Set problem: Pull out each line of the data that includes the word "values".

Information provided:
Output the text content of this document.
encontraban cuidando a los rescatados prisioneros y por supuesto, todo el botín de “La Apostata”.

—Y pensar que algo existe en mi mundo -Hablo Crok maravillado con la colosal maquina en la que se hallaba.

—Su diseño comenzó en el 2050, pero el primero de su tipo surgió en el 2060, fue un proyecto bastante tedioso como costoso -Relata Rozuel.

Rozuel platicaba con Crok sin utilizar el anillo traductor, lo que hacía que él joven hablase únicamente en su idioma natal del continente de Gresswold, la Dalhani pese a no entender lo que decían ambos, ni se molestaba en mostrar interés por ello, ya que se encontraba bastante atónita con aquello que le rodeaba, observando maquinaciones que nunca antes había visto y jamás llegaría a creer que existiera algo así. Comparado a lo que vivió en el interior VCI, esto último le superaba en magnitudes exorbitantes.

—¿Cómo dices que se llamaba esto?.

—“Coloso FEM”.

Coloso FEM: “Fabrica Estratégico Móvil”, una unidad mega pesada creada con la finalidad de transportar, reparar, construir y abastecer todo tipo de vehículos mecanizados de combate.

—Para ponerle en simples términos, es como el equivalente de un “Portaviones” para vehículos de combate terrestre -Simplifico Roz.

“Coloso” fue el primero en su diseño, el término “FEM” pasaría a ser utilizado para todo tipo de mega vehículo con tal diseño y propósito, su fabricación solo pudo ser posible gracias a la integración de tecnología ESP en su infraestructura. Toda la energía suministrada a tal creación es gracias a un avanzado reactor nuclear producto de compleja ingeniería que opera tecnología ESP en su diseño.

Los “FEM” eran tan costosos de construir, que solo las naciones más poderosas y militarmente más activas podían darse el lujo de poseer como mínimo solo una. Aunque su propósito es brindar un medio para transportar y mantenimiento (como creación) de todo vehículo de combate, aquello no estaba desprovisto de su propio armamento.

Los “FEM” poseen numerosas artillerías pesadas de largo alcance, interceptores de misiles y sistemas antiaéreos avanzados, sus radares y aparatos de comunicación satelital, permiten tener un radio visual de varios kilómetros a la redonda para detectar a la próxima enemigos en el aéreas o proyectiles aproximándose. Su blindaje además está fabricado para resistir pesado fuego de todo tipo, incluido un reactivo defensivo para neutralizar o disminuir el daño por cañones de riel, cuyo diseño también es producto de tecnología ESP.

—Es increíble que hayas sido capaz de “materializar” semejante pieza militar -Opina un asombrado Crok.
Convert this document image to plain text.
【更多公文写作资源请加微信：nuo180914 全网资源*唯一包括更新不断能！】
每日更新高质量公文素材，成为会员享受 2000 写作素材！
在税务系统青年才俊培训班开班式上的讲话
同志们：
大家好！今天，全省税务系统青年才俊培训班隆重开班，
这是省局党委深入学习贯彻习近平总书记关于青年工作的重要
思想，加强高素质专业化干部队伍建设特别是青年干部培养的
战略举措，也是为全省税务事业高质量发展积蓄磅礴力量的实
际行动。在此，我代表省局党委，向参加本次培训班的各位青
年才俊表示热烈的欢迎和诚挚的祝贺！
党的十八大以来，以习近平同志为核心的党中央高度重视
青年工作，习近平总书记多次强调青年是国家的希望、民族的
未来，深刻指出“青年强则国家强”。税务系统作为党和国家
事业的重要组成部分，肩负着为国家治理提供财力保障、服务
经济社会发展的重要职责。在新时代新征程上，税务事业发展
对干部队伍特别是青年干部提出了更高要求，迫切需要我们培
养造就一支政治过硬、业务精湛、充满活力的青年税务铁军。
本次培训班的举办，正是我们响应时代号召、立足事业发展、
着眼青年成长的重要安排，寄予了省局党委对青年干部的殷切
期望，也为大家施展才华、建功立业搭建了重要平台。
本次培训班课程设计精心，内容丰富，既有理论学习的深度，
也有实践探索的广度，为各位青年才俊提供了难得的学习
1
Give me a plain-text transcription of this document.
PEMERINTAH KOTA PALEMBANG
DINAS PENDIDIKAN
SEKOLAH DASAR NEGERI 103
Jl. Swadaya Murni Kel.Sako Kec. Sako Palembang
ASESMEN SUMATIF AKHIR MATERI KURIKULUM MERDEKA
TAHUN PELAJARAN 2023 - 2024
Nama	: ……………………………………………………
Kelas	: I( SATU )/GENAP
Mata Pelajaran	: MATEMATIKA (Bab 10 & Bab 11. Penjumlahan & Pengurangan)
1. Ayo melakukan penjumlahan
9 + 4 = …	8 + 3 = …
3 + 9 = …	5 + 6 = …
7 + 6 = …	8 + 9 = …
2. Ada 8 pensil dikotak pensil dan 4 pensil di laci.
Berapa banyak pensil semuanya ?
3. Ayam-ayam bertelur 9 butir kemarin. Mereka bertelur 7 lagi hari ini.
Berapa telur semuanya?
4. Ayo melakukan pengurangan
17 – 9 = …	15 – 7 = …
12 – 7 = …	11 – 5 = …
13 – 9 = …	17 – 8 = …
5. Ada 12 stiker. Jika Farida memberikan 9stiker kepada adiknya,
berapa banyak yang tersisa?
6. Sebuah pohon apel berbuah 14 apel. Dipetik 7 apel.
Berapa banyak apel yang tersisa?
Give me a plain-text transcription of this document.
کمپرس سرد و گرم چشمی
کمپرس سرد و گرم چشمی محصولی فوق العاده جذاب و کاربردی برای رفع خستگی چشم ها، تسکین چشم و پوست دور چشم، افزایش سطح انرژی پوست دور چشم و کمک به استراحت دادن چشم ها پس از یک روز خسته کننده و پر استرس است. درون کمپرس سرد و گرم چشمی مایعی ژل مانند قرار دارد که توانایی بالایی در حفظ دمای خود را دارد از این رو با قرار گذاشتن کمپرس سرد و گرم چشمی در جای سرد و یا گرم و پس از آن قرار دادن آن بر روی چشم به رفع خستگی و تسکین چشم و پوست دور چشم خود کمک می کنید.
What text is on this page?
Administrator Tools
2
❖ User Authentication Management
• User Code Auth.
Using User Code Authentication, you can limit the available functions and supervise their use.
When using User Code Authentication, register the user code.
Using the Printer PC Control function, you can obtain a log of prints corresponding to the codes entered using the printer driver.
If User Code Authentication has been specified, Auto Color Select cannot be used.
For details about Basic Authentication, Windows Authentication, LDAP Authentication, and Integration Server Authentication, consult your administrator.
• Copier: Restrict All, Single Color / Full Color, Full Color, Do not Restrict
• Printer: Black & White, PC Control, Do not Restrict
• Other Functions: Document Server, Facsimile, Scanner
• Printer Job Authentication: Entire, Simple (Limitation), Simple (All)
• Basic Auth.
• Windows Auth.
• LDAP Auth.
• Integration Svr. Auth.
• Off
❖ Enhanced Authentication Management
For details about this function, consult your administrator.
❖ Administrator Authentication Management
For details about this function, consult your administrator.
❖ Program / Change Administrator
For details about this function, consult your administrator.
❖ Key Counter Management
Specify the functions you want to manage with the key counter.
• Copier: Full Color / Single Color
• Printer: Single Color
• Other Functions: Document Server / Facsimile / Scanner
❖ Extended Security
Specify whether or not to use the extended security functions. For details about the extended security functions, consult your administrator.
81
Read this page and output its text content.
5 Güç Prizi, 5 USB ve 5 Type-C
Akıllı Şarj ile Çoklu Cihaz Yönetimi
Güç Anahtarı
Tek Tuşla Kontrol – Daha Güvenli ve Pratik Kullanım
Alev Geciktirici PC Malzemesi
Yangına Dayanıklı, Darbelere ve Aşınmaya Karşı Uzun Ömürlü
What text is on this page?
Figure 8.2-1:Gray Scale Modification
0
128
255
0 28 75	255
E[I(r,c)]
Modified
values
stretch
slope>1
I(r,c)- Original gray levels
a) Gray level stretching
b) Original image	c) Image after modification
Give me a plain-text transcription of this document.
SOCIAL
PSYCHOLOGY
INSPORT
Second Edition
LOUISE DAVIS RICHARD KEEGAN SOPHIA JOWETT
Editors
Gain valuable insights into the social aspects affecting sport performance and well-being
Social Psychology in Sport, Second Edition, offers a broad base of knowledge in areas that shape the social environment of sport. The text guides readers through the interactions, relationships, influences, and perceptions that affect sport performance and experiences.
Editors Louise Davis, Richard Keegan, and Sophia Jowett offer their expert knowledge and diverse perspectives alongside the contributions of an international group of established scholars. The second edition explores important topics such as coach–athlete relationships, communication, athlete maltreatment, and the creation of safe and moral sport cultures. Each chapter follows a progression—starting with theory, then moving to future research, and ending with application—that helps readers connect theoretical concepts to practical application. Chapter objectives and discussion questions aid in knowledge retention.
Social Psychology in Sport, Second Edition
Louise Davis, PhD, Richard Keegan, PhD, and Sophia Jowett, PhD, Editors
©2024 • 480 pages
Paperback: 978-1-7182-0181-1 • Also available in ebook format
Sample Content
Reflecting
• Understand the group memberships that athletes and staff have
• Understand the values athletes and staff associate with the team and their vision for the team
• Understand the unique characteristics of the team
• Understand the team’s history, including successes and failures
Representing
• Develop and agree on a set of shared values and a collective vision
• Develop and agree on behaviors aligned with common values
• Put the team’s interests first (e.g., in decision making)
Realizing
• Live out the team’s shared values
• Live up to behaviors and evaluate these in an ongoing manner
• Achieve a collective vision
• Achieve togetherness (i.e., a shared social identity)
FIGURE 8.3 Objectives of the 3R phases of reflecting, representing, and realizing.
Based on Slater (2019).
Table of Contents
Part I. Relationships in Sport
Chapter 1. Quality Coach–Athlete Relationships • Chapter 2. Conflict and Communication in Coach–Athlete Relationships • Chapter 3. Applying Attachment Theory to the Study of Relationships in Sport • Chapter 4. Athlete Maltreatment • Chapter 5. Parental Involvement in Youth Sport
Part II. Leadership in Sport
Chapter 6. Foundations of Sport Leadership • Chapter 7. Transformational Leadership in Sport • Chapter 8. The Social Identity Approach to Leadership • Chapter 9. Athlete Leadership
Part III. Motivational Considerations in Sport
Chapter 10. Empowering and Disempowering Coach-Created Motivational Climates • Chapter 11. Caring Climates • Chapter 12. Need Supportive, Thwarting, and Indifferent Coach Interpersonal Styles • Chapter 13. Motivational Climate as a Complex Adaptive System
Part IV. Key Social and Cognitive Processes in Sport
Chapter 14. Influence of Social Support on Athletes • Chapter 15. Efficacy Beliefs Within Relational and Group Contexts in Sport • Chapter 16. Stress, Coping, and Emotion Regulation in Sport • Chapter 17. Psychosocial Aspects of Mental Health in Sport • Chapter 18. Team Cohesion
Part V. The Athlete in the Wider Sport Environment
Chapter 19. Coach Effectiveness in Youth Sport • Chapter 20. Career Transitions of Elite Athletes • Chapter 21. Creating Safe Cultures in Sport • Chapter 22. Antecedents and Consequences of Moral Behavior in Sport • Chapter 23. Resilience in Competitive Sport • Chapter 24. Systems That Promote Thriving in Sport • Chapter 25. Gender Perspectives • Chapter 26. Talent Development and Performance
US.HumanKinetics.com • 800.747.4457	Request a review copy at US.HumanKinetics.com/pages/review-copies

Task solution:
values
• Understand the values athletes and staff associate with the team and their vision for the team
• Develop and agree on a set of shared values and a collective vision
• Develop and agree on behaviors aligned with common values
• Live out the team’s shared values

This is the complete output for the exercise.